- REQUEST
Each record needs to be echoed exactly; can you do that?

* begin DATA RECORDS *

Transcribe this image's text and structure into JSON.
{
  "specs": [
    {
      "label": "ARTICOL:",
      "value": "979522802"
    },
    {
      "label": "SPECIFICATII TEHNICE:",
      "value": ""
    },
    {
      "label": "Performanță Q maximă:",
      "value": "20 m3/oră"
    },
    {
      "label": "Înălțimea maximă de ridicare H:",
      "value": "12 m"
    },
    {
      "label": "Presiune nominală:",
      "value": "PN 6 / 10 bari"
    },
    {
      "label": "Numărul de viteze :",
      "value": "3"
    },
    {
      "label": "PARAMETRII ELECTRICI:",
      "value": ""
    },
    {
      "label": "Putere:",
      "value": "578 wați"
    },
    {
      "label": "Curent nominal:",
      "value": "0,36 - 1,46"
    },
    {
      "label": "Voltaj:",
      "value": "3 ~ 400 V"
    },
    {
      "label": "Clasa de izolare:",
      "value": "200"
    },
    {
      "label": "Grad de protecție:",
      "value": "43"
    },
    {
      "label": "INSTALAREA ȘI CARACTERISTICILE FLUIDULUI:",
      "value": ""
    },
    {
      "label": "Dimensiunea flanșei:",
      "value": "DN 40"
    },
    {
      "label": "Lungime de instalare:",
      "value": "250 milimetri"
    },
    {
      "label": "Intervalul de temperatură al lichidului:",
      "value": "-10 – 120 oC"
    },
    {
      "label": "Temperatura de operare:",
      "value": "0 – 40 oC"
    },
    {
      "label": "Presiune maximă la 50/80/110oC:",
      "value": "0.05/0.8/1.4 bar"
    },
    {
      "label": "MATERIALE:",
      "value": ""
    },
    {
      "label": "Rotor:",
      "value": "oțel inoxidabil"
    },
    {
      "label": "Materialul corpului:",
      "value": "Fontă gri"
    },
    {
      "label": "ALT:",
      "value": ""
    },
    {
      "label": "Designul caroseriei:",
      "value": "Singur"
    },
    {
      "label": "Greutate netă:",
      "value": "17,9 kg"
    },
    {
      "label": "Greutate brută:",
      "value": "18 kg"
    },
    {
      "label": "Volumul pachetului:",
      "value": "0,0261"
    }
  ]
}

* end DATA RECORDS *

- REPLY TO THE TASK
Transcribe this image's text and structure into JSON.
{
  "specs": [
    {
      "label": "ARTICOL:",
      "value": "979522802"
    },
    {
      "label": "SPECIFICATII TEHNICE:",
      "value": ""
    },
    {
      "label": "Performanță Q maximă:",
      "value": "20 m3/oră"
    },
    {
      "label": "Înălțimea maximă de ridicare H:",
      "value": "12 m"
    },
    {
      "label": "Presiune nominală:",
      "value": "PN 6 / 10 bari"
    },
    {
      "label": "Numărul de viteze :",
      "value": "3"
    },
    {
      "label": "PARAMETRII ELECTRICI:",
      "value": ""
    },
    {
      "label": "Putere:",
      "value": "578 wați"
    },
    {
      "label": "Curent nominal:",
      "value": "0,36 - 1,46"
    },
    {
      "label": "Voltaj:",
      "value": "3 ~ 400 V"
    },
    {
      "label": "Clasa de izolare:",
      "value": "200"
    },
    {
      "label": "Grad de protecție:",
      "value": "43"
    },
    {
      "label": "INSTALAREA ȘI CARACTERISTICILE FLUIDULUI:",
      "value": ""
    },
    {
      "label": "Dimensiunea flanșei:",
      "value": "DN 40"
    },
    {
      "label": "Lungime de instalare:",
      "value": "250 milimetri"
    },
    {
      "label": "Intervalul de temperatură al lichidului:",
      "value": "-10 – 120 oC"
    },
    {
      "label": "Temperatura de operare:",
      "value": "0 – 40 oC"
    },
    {
      "label": "Presiune maximă la 50/80/110oC:",
      "value": "0.05/0.8/1.4 bar"
    },
    {
      "label": "MATERIALE:",
      "value": ""
    },
    {
      "label": "Rotor:",
      "value": "oțel inoxidabil"
    },
    {
      "label": "Materialul corpului:",
      "value": "Fontă gri"
    },
    {
      "label": "ALT:",
      "value": ""
    },
    {
      "label": "Designul caroseriei:",
      "value": "Singur"
    },
    {
      "label": "Greutate netă:",
      "value": "17,9 kg"
    },
    {
      "label": "Greutate brută:",
      "value": "18 kg"
    },
    {
      "label": "Volumul pachetului:",
      "value": "0,0261"
    }
  ]
}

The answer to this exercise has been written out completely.